◆ Problem requirements ◆
Look for the word "Olhar" in each line and report the count of matching lines, with nothing added.
----
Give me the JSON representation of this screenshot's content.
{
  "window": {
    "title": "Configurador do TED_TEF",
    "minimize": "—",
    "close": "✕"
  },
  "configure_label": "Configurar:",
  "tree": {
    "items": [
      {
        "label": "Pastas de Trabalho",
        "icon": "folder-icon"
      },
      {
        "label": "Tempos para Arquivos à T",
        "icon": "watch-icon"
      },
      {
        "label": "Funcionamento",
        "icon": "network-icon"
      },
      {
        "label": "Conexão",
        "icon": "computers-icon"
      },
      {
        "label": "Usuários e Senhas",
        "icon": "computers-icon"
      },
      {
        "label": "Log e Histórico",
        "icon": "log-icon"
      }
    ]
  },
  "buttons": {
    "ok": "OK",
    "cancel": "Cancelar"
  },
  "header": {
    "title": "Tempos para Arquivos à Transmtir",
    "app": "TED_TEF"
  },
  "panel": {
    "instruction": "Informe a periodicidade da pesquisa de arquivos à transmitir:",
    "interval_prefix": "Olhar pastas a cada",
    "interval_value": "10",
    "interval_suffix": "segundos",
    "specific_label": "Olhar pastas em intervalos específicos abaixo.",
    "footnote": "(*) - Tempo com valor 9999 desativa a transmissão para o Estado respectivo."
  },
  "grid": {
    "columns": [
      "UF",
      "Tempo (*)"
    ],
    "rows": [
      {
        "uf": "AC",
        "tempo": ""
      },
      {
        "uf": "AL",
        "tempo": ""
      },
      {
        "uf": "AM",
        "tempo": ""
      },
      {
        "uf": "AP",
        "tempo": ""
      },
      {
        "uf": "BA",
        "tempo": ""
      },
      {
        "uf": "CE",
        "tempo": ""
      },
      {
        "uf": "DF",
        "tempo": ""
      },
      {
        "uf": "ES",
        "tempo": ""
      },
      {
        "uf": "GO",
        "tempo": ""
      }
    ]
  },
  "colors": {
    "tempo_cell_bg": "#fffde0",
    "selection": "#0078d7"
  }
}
----
◆ Answer to the exercise ◆
2